# [The request]
Copy the listing below in full and skip every picture.

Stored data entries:
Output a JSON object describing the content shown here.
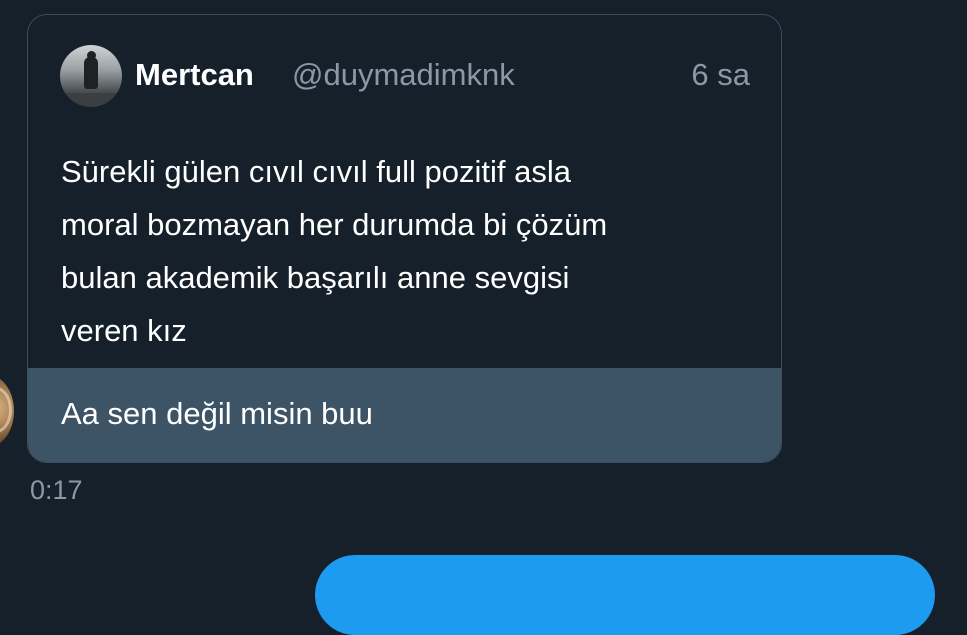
{
  "received_message": {
    "quoted_tweet": {
      "author_name": "Mertcan",
      "author_handle": "@duymadimknk",
      "time_ago": "6 sa",
      "text_lines": [
        "Sürekli gülen cıvıl cıvıl full pozitif asla",
        "moral bozmayan her durumda bi çözüm",
        "bulan akademik başarılı anne sevgisi",
        "veren kız"
      ]
    },
    "reply_text": "Aa sen değil misin buu",
    "timestamp": "0:17"
  },
  "colors": {
    "background": "#15202b",
    "reply_background": "#3d5466",
    "secondary_text": "#8b98a5",
    "sent_bubble": "#1d9bf0"
  },
  "icons": {
    "author_avatar": "avatar",
    "sender_avatar": "avatar"
  }
}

# [Worked solution]
Output a JSON object describing the content shown here.
{
  "received_message": {
    "quoted_tweet": {
      "author_name": "Mertcan",
      "author_handle": "@duymadimknk",
      "time_ago": "6 sa",
      "text_lines": [
        "Sürekli gülen cıvıl cıvıl full pozitif asla",
        "moral bozmayan her durumda bi çözüm",
        "bulan akademik başarılı anne sevgisi",
        "veren kız"
      ]
    },
    "reply_text": "Aa sen değil misin buu",
    "timestamp": "0:17"
  },
  "colors": {
    "background": "#15202b",
    "reply_background": "#3d5466",
    "secondary_text": "#8b98a5",
    "sent_bubble": "#1d9bf0"
  },
  "icons": {
    "author_avatar": "avatar",
    "sender_avatar": "avatar"
  }
}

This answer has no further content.